* [TASK INSTRUCTIONS]: Repeat every record below exactly, but leave out any pictures.

[Stored data]

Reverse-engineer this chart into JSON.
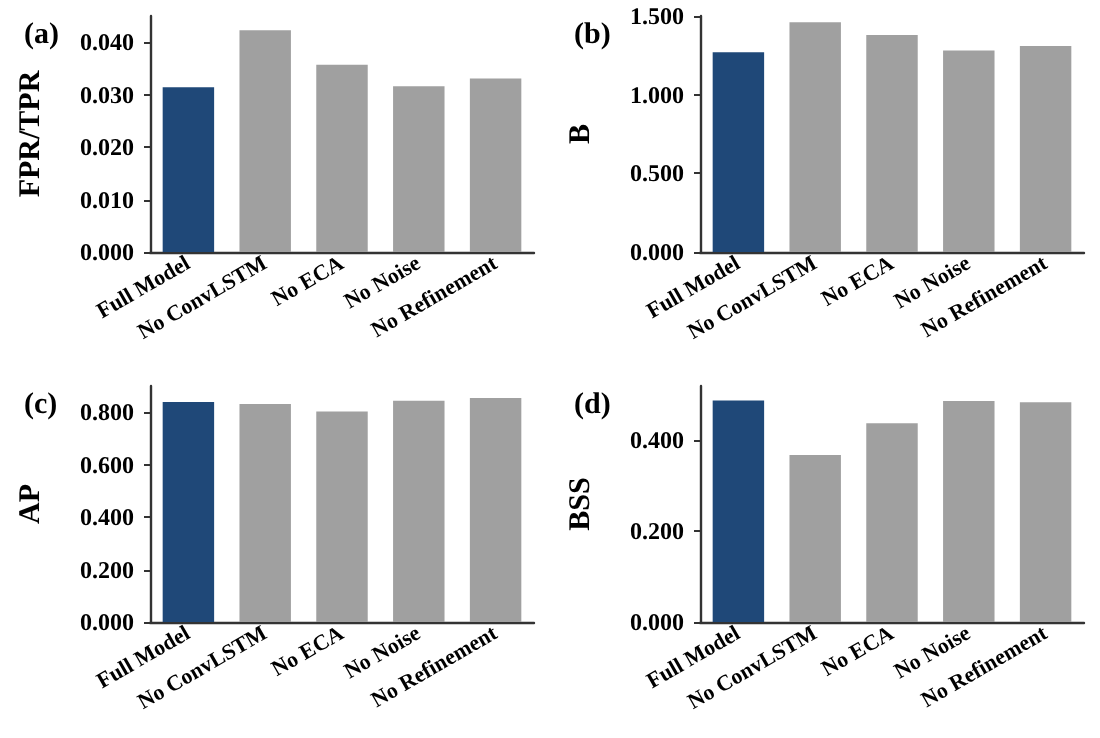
{
  "chart_data": [
    {
      "type": "bar",
      "categories": [
        "Full Model",
        "No ConvLSTM",
        "No ECA",
        "No Noise",
        "No Refinement"
      ],
      "values": [
        0.0314,
        0.0423,
        0.0357,
        0.0316,
        0.0331
      ],
      "colors": [
        "#1f4878",
        "#a0a0a0",
        "#a0a0a0",
        "#a0a0a0",
        "#a0a0a0"
      ],
      "ylabel": "FPR/TPR",
      "ylim": [
        0,
        0.045
      ],
      "yticks": [
        {
          "value": 0,
          "label": "0.000"
        },
        {
          "value": 0.01,
          "label": "0.010"
        },
        {
          "value": 0.02,
          "label": "0.020"
        },
        {
          "value": 0.03,
          "label": "0.030"
        },
        {
          "value": 0.04,
          "label": "0.040"
        }
      ],
      "annotations": [
        "(a)"
      ]
    },
    {
      "type": "bar",
      "categories": [
        "Full Model",
        "No ConvLSTM",
        "No ECA",
        "No Noise",
        "No Refinement"
      ],
      "values": [
        1.27,
        1.46,
        1.38,
        1.28,
        1.31
      ],
      "colors": [
        "#1f4878",
        "#a0a0a0",
        "#a0a0a0",
        "#a0a0a0",
        "#a0a0a0"
      ],
      "ylabel": "B",
      "ylim": [
        0,
        1.5
      ],
      "yticks": [
        {
          "value": 0,
          "label": "0.000"
        },
        {
          "value": 0.5,
          "label": "0.500"
        },
        {
          "value": 1,
          "label": "1.000"
        },
        {
          "value": 1.5,
          "label": "1.500"
        }
      ],
      "annotations": [
        "(b)"
      ]
    },
    {
      "type": "bar",
      "categories": [
        "Full Model",
        "No ConvLSTM",
        "No ECA",
        "No Noise",
        "No Refinement"
      ],
      "values": [
        0.839,
        0.831,
        0.803,
        0.844,
        0.854
      ],
      "colors": [
        "#1f4878",
        "#a0a0a0",
        "#a0a0a0",
        "#a0a0a0",
        "#a0a0a0"
      ],
      "ylabel": "AP",
      "ylim": [
        0,
        0.9
      ],
      "yticks": [
        {
          "value": 0,
          "label": "0.000"
        },
        {
          "value": 0.2,
          "label": "0.200"
        },
        {
          "value": 0.4,
          "label": "0.400"
        },
        {
          "value": 0.6,
          "label": "0.600"
        },
        {
          "value": 0.8,
          "label": "0.800"
        }
      ],
      "annotations": [
        "(c)"
      ]
    },
    {
      "type": "bar",
      "categories": [
        "Full Model",
        "No ConvLSTM",
        "No ECA",
        "No Noise",
        "No Refinement"
      ],
      "values": [
        0.488,
        0.368,
        0.438,
        0.487,
        0.484
      ],
      "colors": [
        "#1f4878",
        "#a0a0a0",
        "#a0a0a0",
        "#a0a0a0",
        "#a0a0a0"
      ],
      "ylabel": "BSS",
      "ylim": [
        0,
        0.52
      ],
      "yticks": [
        {
          "value": 0,
          "label": "0.000"
        },
        {
          "value": 0.2,
          "label": "0.200"
        },
        {
          "value": 0.4,
          "label": "0.400"
        }
      ],
      "annotations": [
        "(d)"
      ]
    }
  ]
}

* [CORRECT RESPONSE]:
Reverse-engineer this chart into JSON.
{
  "chart_data": [
    {
      "type": "bar",
      "categories": [
        "Full Model",
        "No ConvLSTM",
        "No ECA",
        "No Noise",
        "No Refinement"
      ],
      "values": [
        0.0314,
        0.0423,
        0.0357,
        0.0316,
        0.0331
      ],
      "colors": [
        "#1f4878",
        "#a0a0a0",
        "#a0a0a0",
        "#a0a0a0",
        "#a0a0a0"
      ],
      "ylabel": "FPR/TPR",
      "ylim": [
        0,
        0.045
      ],
      "yticks": [
        {
          "value": 0,
          "label": "0.000"
        },
        {
          "value": 0.01,
          "label": "0.010"
        },
        {
          "value": 0.02,
          "label": "0.020"
        },
        {
          "value": 0.03,
          "label": "0.030"
        },
        {
          "value": 0.04,
          "label": "0.040"
        }
      ],
      "annotations": [
        "(a)"
      ]
    },
    {
      "type": "bar",
      "categories": [
        "Full Model",
        "No ConvLSTM",
        "No ECA",
        "No Noise",
        "No Refinement"
      ],
      "values": [
        1.27,
        1.46,
        1.38,
        1.28,
        1.31
      ],
      "colors": [
        "#1f4878",
        "#a0a0a0",
        "#a0a0a0",
        "#a0a0a0",
        "#a0a0a0"
      ],
      "ylabel": "B",
      "ylim": [
        0,
        1.5
      ],
      "yticks": [
        {
          "value": 0,
          "label": "0.000"
        },
        {
          "value": 0.5,
          "label": "0.500"
        },
        {
          "value": 1,
          "label": "1.000"
        },
        {
          "value": 1.5,
          "label": "1.500"
        }
      ],
      "annotations": [
        "(b)"
      ]
    },
    {
      "type": "bar",
      "categories": [
        "Full Model",
        "No ConvLSTM",
        "No ECA",
        "No Noise",
        "No Refinement"
      ],
      "values": [
        0.839,
        0.831,
        0.803,
        0.844,
        0.854
      ],
      "colors": [
        "#1f4878",
        "#a0a0a0",
        "#a0a0a0",
        "#a0a0a0",
        "#a0a0a0"
      ],
      "ylabel": "AP",
      "ylim": [
        0,
        0.9
      ],
      "yticks": [
        {
          "value": 0,
          "label": "0.000"
        },
        {
          "value": 0.2,
          "label": "0.200"
        },
        {
          "value": 0.4,
          "label": "0.400"
        },
        {
          "value": 0.6,
          "label": "0.600"
        },
        {
          "value": 0.8,
          "label": "0.800"
        }
      ],
      "annotations": [
        "(c)"
      ]
    },
    {
      "type": "bar",
      "categories": [
        "Full Model",
        "No ConvLSTM",
        "No ECA",
        "No Noise",
        "No Refinement"
      ],
      "values": [
        0.488,
        0.368,
        0.438,
        0.487,
        0.484
      ],
      "colors": [
        "#1f4878",
        "#a0a0a0",
        "#a0a0a0",
        "#a0a0a0",
        "#a0a0a0"
      ],
      "ylabel": "BSS",
      "ylim": [
        0,
        0.52
      ],
      "yticks": [
        {
          "value": 0,
          "label": "0.000"
        },
        {
          "value": 0.2,
          "label": "0.200"
        },
        {
          "value": 0.4,
          "label": "0.400"
        }
      ],
      "annotations": [
        "(d)"
      ]
    }
  ]
}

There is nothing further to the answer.